Task
Write out the material exactly, leaving every picture behind.

── Entries shown

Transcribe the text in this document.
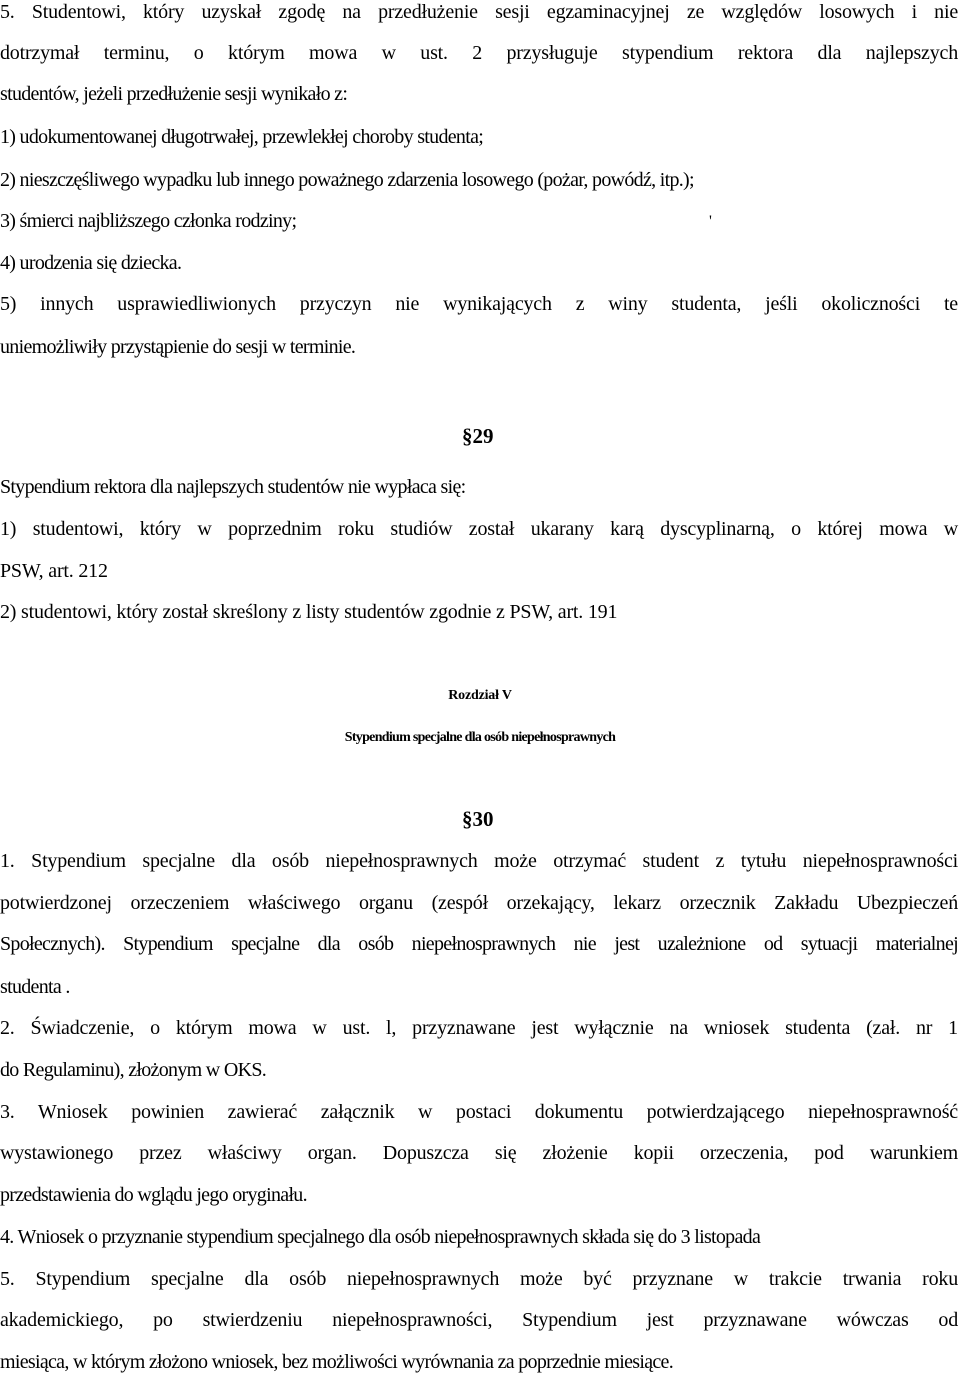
5. Studentowi, który uzyskał zgodę na przedłużenie sesji egzaminacyjnej ze względów losowych i nie
dotrzymał terminu, o którym mowa w ust. 2 przysługuje stypendium rektora dla najlepszych
studentów, jeżeli przedłużenie sesji wynikało z:
1) udokumentowanej długotrwałej, przewlekłej choroby studenta;
2) nieszczęśliwego wypadku lub innego poważnego zdarzenia losowego (pożar, powódź, itp.);
3) śmierci najbliższego członka rodziny;	'
4) urodzenia się dziecka.
5) innych usprawiedliwionych przyczyn nie wynikających z winy studenta, jeśli okoliczności te
uniemożliwiły przystąpienie do sesji w terminie.
§29
Stypendium rektora dla najlepszych studentów nie wypłaca się:
1) studentowi, który w poprzednim roku studiów został ukarany karą dyscyplinarną, o której mowa w
PSW, art. 212
2) studentowi, który został skreślony z listy studentów zgodnie z PSW, art. 191
Rozdział V
Stypendium specjalne dla osób niepełnosprawnych
§30
1. Stypendium specjalne dla osób niepełnosprawnych może otrzymać student z tytułu niepełnosprawności
potwierdzonej orzeczeniem właściwego organu (zespół orzekający, lekarz orzecznik Zakładu Ubezpieczeń
Społecznych). Stypendium specjalne dla osób niepełnosprawnych nie jest uzależnione od sytuacji materialnej
studenta .
2. Świadczenie, o którym mowa w ust. l, przyznawane jest wyłącznie na wniosek studenta (zał. nr 1
do Regulaminu), złożonym w OKS.
3. Wniosek powinien zawierać załącznik w postaci dokumentu potwierdzającego niepełnosprawność
wystawionego przez właściwy organ. Dopuszcza się złożenie kopii orzeczenia, pod warunkiem
przedstawienia do wglądu jego oryginału.
4. Wniosek o przyznanie stypendium specjalnego dla osób niepełnosprawnych składa się do 3 listopada
5. Stypendium specjalne dla osób niepełnosprawnych może być przyznane w trakcie trwania roku
akademickiego, po stwierdzeniu niepełnosprawności, Stypendium jest przyznawane wówczas od
miesiąca, w którym złożono wniosek, bez możliwości wyrównania za poprzednie miesiące.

────

Task solution
Transcribe the text in this document.
5. Studentowi, który uzyskał zgodę na przedłużenie sesji egzaminacyjnej ze względów losowych i nie
dotrzymał terminu, o którym mowa w ust. 2 przysługuje stypendium rektora dla najlepszych
studentów, jeżeli przedłużenie sesji wynikało z:
1) udokumentowanej długotrwałej, przewlekłej choroby studenta;
2) nieszczęśliwego wypadku lub innego poważnego zdarzenia losowego (pożar, powódź, itp.);
3) śmierci najbliższego członka rodziny;	'
4) urodzenia się dziecka.
5) innych usprawiedliwionych przyczyn nie wynikających z winy studenta, jeśli okoliczności te
uniemożliwiły przystąpienie do sesji w terminie.
§29
Stypendium rektora dla najlepszych studentów nie wypłaca się:
1) studentowi, który w poprzednim roku studiów został ukarany karą dyscyplinarną, o której mowa w
PSW, art. 212
2) studentowi, który został skreślony z listy studentów zgodnie z PSW, art. 191
Rozdział V
Stypendium specjalne dla osób niepełnosprawnych
§30
1. Stypendium specjalne dla osób niepełnosprawnych może otrzymać student z tytułu niepełnosprawności
potwierdzonej orzeczeniem właściwego organu (zespół orzekający, lekarz orzecznik Zakładu Ubezpieczeń
Społecznych). Stypendium specjalne dla osób niepełnosprawnych nie jest uzależnione od sytuacji materialnej
studenta .
2. Świadczenie, o którym mowa w ust. l, przyznawane jest wyłącznie na wniosek studenta (zał. nr 1
do Regulaminu), złożonym w OKS.
3. Wniosek powinien zawierać załącznik w postaci dokumentu potwierdzającego niepełnosprawność
wystawionego przez właściwy organ. Dopuszcza się złożenie kopii orzeczenia, pod warunkiem
przedstawienia do wglądu jego oryginału.
4. Wniosek o przyznanie stypendium specjalnego dla osób niepełnosprawnych składa się do 3 listopada
5. Stypendium specjalne dla osób niepełnosprawnych może być przyznane w trakcie trwania roku
akademickiego, po stwierdzeniu niepełnosprawności, Stypendium jest przyznawane wówczas od
miesiąca, w którym złożono wniosek, bez możliwości wyrównania za poprzednie miesiące.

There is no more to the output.